→ **Written task**
Report the count of lines where the string "Sobczynski" appears, and nothing else.

╭──

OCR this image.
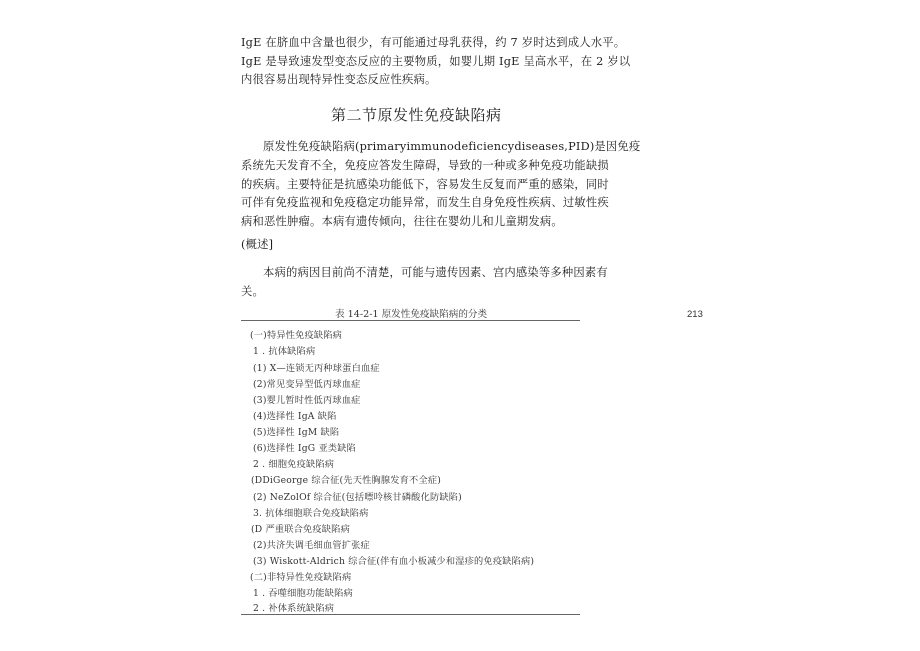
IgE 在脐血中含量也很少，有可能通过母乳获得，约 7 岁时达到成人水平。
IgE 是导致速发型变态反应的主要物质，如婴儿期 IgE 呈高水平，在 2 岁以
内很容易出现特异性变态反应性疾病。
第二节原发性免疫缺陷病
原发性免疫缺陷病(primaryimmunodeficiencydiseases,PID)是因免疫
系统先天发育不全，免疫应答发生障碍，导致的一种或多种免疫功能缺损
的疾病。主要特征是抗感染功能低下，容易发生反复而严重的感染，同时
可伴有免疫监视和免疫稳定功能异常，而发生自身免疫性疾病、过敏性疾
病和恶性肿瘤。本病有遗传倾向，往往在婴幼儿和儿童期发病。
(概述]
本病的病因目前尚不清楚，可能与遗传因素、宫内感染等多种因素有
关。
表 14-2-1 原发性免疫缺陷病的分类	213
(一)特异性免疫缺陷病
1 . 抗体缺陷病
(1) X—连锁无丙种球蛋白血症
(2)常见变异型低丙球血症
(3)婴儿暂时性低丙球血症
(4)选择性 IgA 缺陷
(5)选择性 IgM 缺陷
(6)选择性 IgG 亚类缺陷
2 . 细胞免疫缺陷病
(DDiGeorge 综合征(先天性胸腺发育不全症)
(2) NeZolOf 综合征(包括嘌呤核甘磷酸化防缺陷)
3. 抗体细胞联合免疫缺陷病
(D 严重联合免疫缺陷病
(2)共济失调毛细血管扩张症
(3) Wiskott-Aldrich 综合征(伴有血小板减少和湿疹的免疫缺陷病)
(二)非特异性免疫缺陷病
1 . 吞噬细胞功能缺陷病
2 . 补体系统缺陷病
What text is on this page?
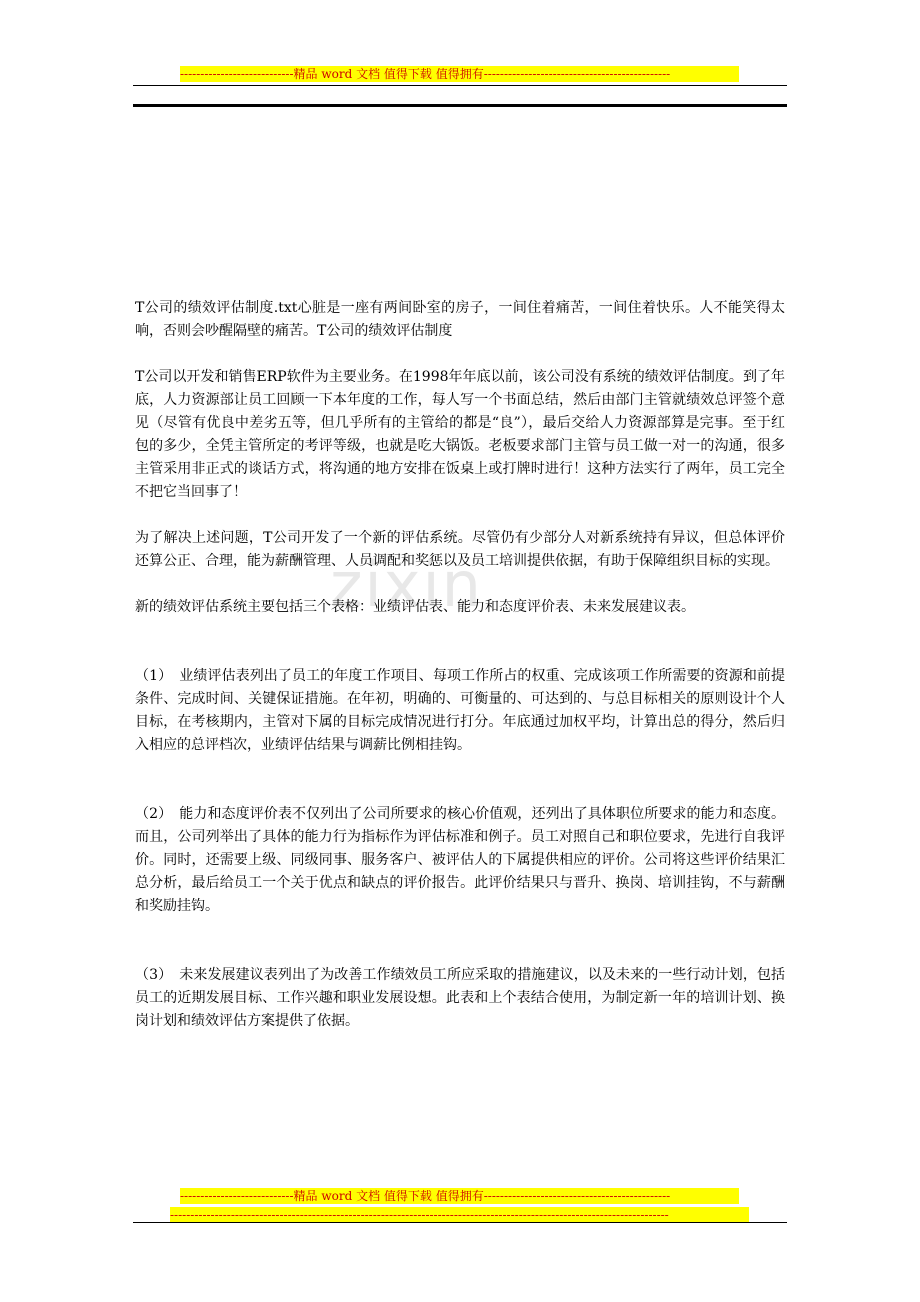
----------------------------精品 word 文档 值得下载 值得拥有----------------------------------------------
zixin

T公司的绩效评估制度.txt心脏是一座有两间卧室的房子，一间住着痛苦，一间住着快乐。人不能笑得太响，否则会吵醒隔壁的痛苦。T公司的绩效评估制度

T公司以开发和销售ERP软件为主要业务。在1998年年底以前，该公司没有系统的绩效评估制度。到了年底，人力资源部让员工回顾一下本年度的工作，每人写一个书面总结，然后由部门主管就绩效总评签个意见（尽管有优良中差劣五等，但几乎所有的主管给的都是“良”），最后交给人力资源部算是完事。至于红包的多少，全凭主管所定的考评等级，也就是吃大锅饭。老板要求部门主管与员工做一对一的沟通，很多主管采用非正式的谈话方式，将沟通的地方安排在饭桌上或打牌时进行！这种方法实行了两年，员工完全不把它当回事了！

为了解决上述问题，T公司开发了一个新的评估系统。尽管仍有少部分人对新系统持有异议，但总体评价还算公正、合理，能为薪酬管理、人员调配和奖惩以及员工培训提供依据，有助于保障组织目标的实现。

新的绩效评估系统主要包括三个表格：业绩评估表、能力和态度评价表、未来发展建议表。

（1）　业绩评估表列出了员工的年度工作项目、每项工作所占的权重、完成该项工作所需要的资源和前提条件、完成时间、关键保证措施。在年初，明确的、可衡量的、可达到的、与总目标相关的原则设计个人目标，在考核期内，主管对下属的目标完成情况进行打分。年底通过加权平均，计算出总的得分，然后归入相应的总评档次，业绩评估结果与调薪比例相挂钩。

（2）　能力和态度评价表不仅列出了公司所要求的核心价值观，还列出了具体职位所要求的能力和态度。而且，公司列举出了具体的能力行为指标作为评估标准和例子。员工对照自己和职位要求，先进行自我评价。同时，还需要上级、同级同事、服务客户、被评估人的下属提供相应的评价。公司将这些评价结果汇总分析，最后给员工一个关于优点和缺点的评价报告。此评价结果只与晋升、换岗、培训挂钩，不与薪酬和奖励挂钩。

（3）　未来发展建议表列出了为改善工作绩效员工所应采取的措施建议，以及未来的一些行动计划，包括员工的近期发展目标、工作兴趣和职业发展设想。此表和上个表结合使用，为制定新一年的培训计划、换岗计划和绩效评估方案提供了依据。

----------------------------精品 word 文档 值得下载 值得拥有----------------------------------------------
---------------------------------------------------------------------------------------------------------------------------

╰──
╭──

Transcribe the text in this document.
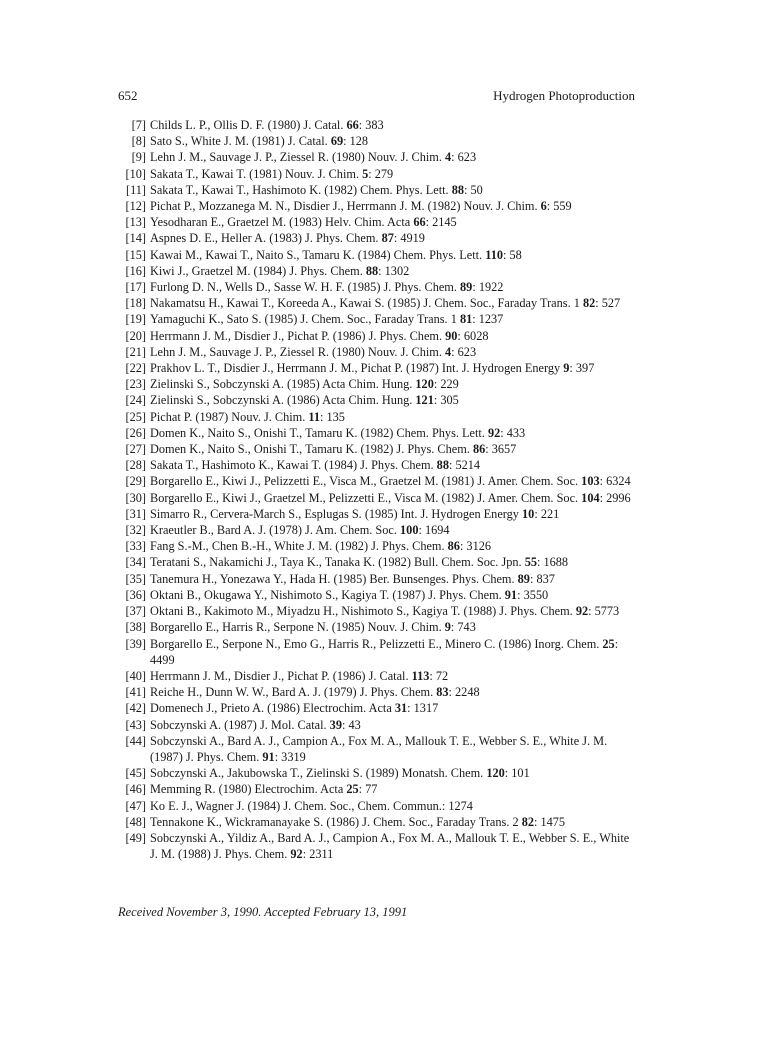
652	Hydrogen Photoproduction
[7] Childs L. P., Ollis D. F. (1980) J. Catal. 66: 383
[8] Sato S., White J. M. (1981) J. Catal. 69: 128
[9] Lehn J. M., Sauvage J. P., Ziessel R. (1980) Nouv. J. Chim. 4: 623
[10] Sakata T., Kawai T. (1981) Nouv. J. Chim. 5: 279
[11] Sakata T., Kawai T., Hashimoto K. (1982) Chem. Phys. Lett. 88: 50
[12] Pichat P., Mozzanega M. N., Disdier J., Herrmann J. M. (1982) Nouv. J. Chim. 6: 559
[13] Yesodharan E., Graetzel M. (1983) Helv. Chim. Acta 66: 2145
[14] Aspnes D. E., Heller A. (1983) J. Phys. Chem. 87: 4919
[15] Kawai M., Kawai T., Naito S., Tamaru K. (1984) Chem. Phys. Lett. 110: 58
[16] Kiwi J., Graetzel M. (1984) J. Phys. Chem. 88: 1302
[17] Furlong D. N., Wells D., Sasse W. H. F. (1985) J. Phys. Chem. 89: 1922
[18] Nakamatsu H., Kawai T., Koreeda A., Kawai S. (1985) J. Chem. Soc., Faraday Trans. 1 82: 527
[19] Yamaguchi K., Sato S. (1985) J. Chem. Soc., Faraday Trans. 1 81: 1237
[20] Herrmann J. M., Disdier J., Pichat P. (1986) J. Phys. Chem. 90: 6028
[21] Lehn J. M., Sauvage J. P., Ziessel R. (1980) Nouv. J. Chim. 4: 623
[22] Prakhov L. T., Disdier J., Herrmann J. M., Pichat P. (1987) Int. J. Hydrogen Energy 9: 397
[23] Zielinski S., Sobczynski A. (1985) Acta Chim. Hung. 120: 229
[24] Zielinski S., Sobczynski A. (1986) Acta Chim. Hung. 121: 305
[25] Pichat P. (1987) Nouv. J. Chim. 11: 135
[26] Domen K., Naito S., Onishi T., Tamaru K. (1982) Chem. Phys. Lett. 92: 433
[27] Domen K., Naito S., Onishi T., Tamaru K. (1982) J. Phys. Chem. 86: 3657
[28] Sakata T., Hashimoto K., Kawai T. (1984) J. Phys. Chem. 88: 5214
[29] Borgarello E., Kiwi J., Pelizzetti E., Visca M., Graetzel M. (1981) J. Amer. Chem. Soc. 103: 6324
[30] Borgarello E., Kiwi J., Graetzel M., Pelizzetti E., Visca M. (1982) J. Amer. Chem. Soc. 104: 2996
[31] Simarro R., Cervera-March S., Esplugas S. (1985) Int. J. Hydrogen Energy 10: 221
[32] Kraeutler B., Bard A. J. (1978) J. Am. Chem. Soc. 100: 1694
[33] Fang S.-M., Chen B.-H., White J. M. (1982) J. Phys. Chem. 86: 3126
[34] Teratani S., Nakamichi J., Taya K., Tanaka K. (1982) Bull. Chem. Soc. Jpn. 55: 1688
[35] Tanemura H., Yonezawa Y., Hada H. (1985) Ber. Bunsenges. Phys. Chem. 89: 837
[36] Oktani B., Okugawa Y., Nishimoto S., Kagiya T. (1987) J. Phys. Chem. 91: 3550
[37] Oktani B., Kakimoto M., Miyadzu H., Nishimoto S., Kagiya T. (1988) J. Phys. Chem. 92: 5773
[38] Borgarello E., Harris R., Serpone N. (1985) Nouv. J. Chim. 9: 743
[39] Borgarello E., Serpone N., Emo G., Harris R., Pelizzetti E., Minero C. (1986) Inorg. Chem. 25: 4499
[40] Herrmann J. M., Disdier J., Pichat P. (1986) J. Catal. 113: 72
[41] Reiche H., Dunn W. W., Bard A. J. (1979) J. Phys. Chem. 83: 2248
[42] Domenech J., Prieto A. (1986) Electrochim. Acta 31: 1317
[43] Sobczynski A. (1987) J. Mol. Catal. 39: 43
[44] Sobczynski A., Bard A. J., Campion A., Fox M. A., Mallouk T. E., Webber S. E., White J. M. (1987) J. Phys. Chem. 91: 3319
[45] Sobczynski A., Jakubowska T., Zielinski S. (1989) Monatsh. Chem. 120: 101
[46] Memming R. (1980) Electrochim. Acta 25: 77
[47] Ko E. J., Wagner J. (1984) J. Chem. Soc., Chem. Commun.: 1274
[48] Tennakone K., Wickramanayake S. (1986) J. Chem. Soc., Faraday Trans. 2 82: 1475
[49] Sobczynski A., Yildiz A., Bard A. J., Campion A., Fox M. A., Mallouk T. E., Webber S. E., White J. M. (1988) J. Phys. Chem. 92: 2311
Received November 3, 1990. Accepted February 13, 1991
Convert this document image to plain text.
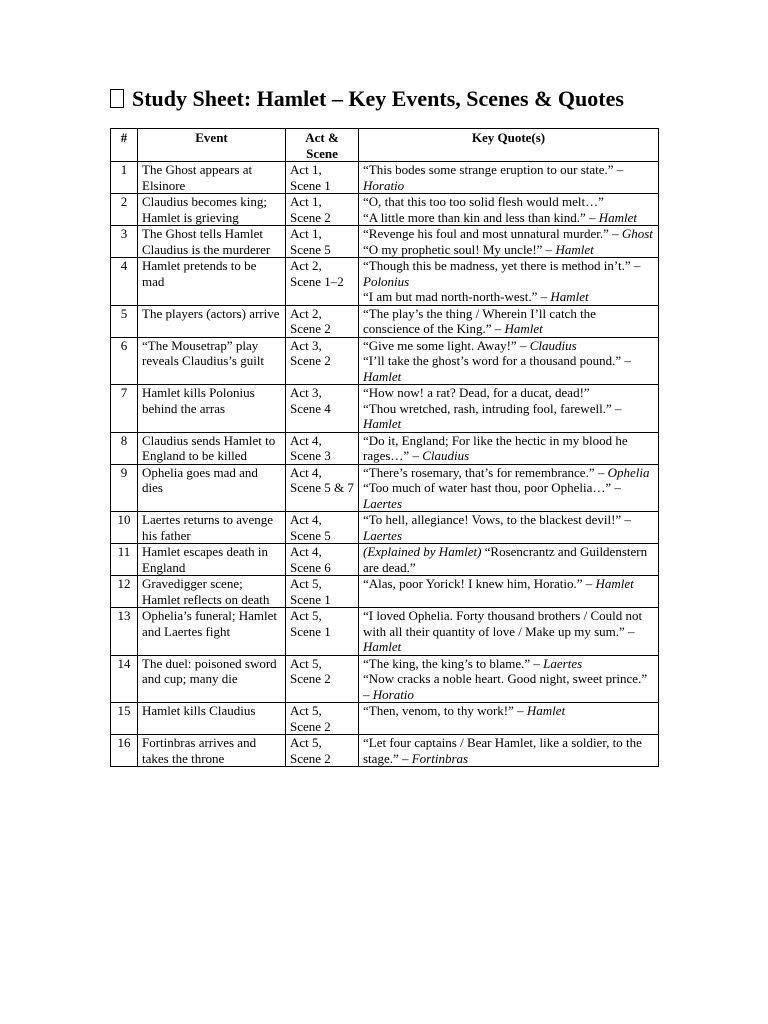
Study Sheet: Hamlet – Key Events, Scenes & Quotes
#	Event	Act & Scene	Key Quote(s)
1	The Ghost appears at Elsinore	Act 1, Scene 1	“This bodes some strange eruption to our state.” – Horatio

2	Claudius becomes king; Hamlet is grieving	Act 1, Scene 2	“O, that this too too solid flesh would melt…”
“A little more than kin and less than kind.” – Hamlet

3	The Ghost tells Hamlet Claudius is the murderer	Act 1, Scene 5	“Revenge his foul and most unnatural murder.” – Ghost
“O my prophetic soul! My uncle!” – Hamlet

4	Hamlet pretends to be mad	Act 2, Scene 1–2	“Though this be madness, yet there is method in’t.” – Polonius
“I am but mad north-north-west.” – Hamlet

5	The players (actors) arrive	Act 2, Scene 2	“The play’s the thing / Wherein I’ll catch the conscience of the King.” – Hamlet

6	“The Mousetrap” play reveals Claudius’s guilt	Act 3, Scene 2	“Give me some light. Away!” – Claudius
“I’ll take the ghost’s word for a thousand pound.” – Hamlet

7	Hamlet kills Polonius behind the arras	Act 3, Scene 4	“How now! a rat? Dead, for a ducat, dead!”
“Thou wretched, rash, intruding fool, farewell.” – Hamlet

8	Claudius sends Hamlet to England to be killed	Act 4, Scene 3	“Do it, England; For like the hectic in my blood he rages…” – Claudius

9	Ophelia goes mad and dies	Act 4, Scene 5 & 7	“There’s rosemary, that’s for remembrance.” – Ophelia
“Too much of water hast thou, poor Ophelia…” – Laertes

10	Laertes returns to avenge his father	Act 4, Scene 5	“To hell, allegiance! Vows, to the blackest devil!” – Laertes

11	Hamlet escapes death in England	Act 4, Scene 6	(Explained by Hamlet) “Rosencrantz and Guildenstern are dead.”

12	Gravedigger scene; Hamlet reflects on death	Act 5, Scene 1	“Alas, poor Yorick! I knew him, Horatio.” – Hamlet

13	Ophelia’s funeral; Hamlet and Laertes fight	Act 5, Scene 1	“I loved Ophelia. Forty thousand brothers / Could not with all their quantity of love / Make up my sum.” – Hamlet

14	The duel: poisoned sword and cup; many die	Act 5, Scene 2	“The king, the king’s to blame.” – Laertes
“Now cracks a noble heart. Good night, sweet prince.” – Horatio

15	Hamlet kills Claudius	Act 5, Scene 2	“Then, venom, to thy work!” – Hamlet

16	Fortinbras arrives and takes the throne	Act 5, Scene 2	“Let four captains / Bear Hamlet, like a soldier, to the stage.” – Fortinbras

╰──
╭──

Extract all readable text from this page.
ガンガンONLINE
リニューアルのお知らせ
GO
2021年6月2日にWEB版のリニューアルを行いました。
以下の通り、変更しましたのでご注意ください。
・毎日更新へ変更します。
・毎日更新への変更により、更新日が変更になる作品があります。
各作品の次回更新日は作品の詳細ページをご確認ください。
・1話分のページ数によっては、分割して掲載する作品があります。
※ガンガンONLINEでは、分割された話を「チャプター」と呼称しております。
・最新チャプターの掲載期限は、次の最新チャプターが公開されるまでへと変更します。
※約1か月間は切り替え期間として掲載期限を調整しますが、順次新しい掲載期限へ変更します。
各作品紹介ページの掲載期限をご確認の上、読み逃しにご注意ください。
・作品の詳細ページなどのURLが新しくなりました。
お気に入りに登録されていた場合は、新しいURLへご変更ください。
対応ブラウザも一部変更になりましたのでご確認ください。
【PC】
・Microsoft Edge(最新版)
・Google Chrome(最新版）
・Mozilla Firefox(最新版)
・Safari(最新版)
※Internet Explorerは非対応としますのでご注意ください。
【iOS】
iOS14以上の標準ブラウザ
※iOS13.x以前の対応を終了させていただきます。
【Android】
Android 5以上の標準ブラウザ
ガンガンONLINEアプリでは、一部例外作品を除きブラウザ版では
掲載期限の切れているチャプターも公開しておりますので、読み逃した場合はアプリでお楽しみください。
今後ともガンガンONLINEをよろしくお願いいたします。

╰──

→ **Task answer**
6